(Records from a data source)
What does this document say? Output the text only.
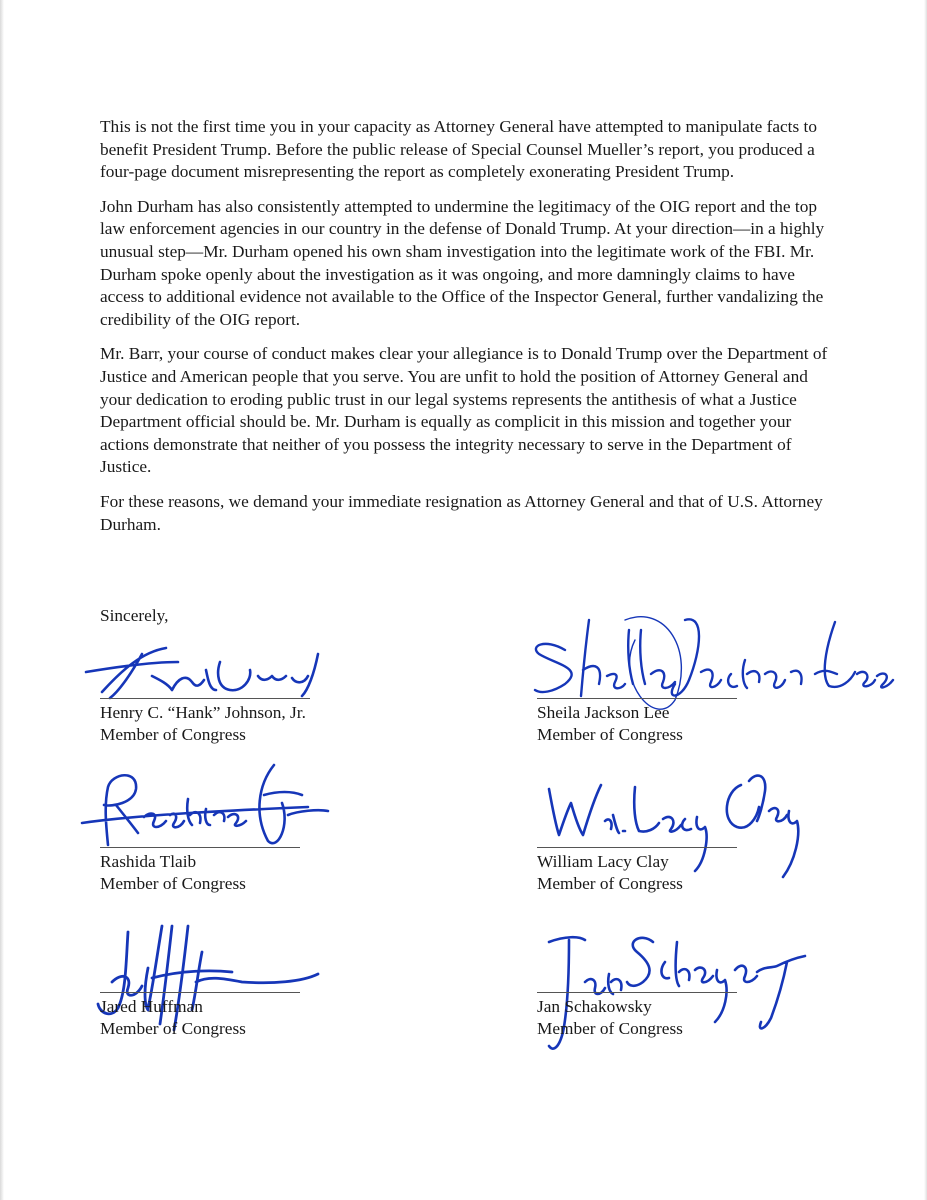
This is not the first time you in your capacity as Attorney General have attempted to manipulate facts to benefit President Trump. Before the public release of Special Counsel Mueller’s report, you produced a four-page document misrepresenting the report as completely exonerating President Trump.

John Durham has also consistently attempted to undermine the legitimacy of the OIG report and the top law enforcement agencies in our country in the defense of Donald Trump. At your direction—in a highly unusual step—Mr. Durham opened his own sham investigation into the legitimate work of the FBI. Mr. Durham spoke openly about the investigation as it was ongoing, and more damningly claims to have access to additional evidence not available to the Office of the Inspector General, further vandalizing the credibility of the OIG report.

Mr. Barr, your course of conduct makes clear your allegiance is to Donald Trump over the Department of Justice and American people that you serve. You are unfit to hold the position of Attorney General and your dedication to eroding public trust in our legal systems represents the antithesis of what a Justice Department official should be. Mr. Durham is equally as complicit in this mission and together your actions demonstrate that neither of you possess the integrity necessary to serve in the Department of Justice.

For these reasons, we demand your immediate resignation as Attorney General and that of U.S. Attorney Durham.

Sincerely,
Henry C. “Hank” Johnson, Jr.
Member of Congress
Sheila Jackson Lee
Member of Congress
Rashida Tlaib
Member of Congress
William Lacy Clay
Member of Congress
Jared Huffman
Member of Congress
Jan Schakowsky
Member of Congress
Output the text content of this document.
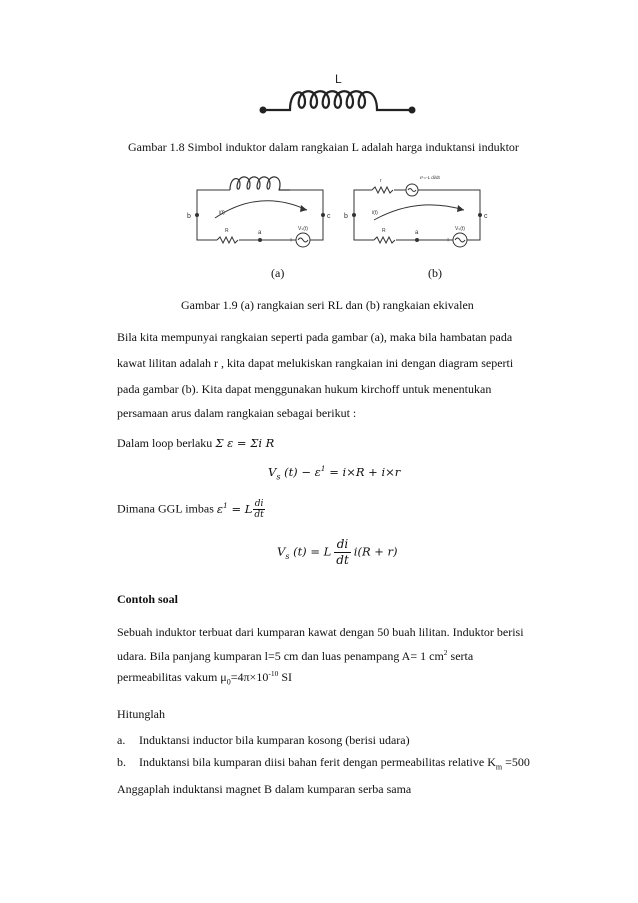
L
Gambar 1.8 Simbol induktor dalam rangkaian L adalah harga induktansi induktor
b	c
a
i(t)
R	Vₛ(t)
+	-
b	c
a
i(t)
r
R
ε¹=-L di/dt
Vₛ(t)
+	-
(a)	(b)
Gambar 1.9 (a) rangkaian seri RL dan (b) rangkaian ekivalen
Bila kita mempunyai rangkaian seperti pada gambar (a), maka bila hambatan pada
kawat lilitan adalah r , kita dapat melukiskan rangkaian ini dengan diagram seperti
pada gambar (b). Kita dapat menggunakan hukum kirchoff untuk menentukan
persamaan arus dalam rangkaian sebagai berikut :
Dalam loop berlaku Σ ε = Σi R
$V_s$ $(t) - \varepsilon^1 = i\times R + i\times r$
Dimana GGL imbas $\varepsilon^1 = L \frac{di}{dt}$
$V_s$ (t) = L $\frac{di}{dt} i(R + r)$
Contoh soal
Sebuah induktor terbuat dari kumparan kawat dengan 50 buah lilitan. Induktor berisi
udara. Bila panjang kumparan l=5 cm dan luas penampang A= 1 $cm^2$ serta
permeabilitas vakum $\mu_0=4\pi\times 10^{-10}$ SI
Hitunglah
a. Induktansi inductor bila kumparan kosong (berisi udara)
b. Induktansi bila kumparan diisi bahan ferit dengan permeabilitas relative $K_m =500$
Anggaplah induktansi magnet B dalam kumparan serba sama
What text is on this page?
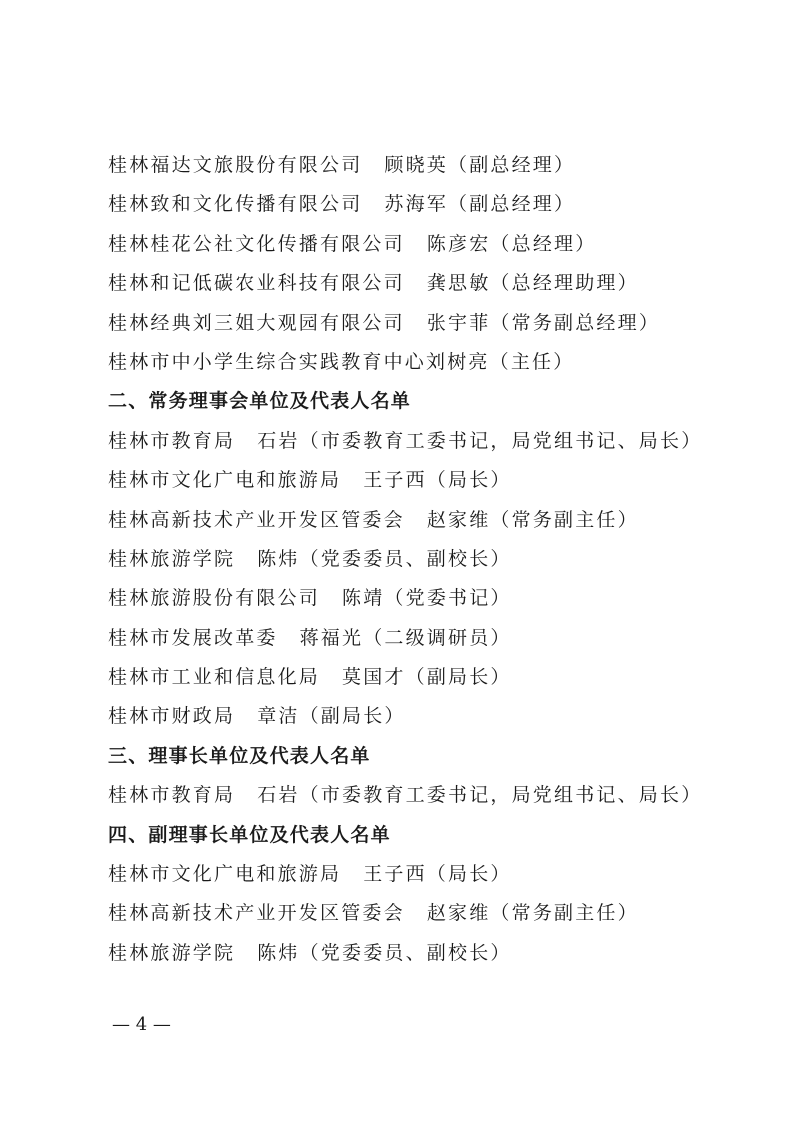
桂林福达文旅股份有限公司 顾晓英（副总经理）
桂林致和文化传播有限公司 苏海军（副总经理）
桂林桂花公社文化传播有限公司 陈彦宏（总经理）
桂林和记低碳农业科技有限公司 龚思敏（总经理助理）
桂林经典刘三姐大观园有限公司 张宇菲（常务副总经理）
桂林市中小学生综合实践教育中心刘树亮（主任）
二、常务理事会单位及代表人名单
桂林市教育局 石岩（市委教育工委书记，局党组书记、局长）
桂林市文化广电和旅游局 王子西（局长）
桂林高新技术产业开发区管委会 赵家维（常务副主任）
桂林旅游学院 陈炜（党委委员、副校长）
桂林旅游股份有限公司 陈靖（党委书记）
桂林市发展改革委 蒋福光（二级调研员）
桂林市工业和信息化局 莫国才（副局长）
桂林市财政局 章洁（副局长）
三、理事长单位及代表人名单
桂林市教育局 石岩（市委教育工委书记，局党组书记、局长）
四、副理事长单位及代表人名单
桂林市文化广电和旅游局 王子西（局长）
桂林高新技术产业开发区管委会 赵家维（常务副主任）
桂林旅游学院 陈炜（党委委员、副校长）
— 4 —
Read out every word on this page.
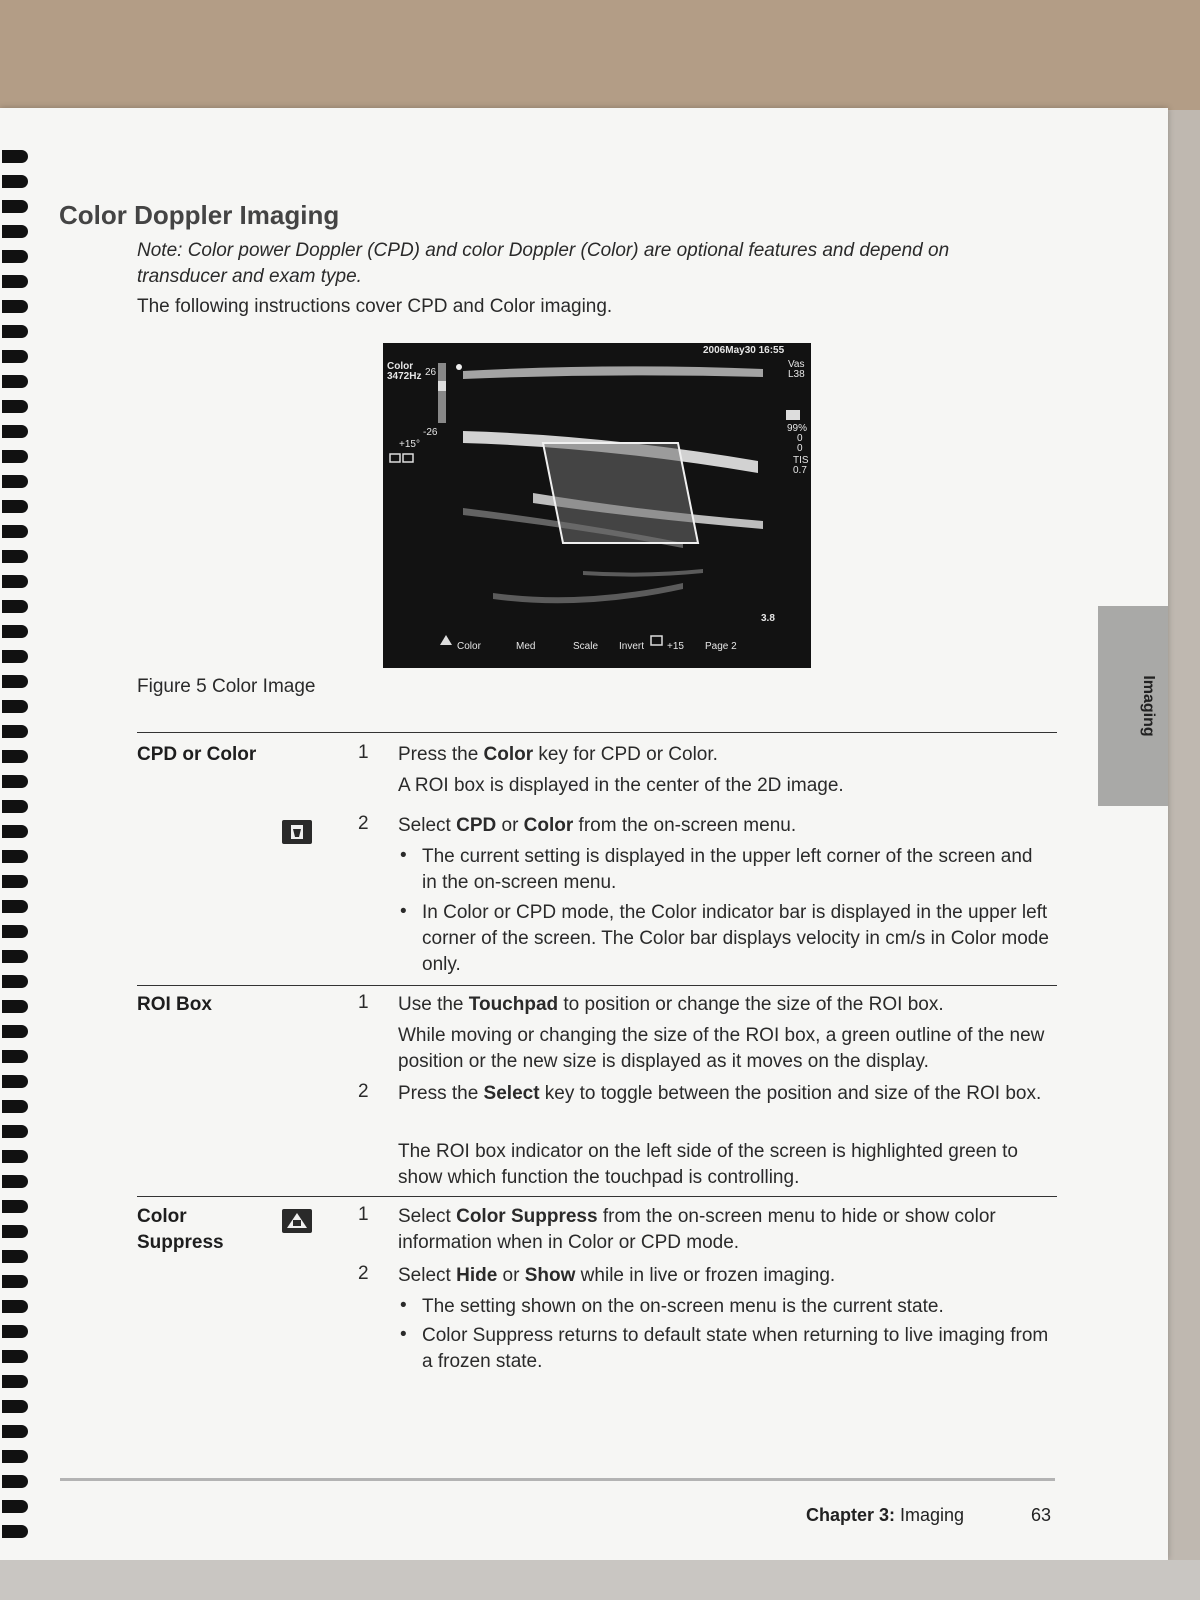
Color Doppler Imaging

Note: Color power Doppler (CPD) and color Doppler (Color) are optional features and depend on transducer and exam type.

The following instructions cover CPD and Color imaging.

2006May30 16:55
Color
3472Hz 26
-26
+15°
Vas
L38
99%
0
0
TIS
0.7
3.8
Color	Med	Scale Invert +15 Page 2

Figure 5 Color Image

CPD or Color	1 Press the Color key for CPD or Color.

A ROI box is displayed in the center of the 2D image.

2 Select CPD or Color from the on-screen menu.

• The current setting is displayed in the upper left corner of the screen and in the on-screen menu.

• In Color or CPD mode, the Color indicator bar is displayed in the upper left corner of the screen. The Color bar displays velocity in cm/s in Color mode only.

ROI Box	1 Use the Touchpad to position or change the size of the ROI box.

While moving or changing the size of the ROI box, a green outline of the new position or the new size is displayed as it moves on the display.

2 Press the Select key to toggle between the position and size of the ROI box.

The ROI box indicator on the left side of the screen is highlighted green to show which function the touchpad is controlling.

Color
Suppress
1 Select Color Suppress from the on-screen menu to hide or show color information when in Color or CPD mode.

2 Select Hide or Show while in live or frozen imaging.

• The setting shown on the on-screen menu is the current state.

• Color Suppress returns to default state when returning to live imaging from a frozen state.

Imaging
Chapter 3: Imaging	63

**THE REQUEST:**
Show each line holding the word "only".

**REPLY:**
What does this document say? Output the text only.
• In Color or CPD mode, the Color indicator bar is displayed in the upper left corner of the screen. The Color bar displays velocity in cm/s in Color mode only.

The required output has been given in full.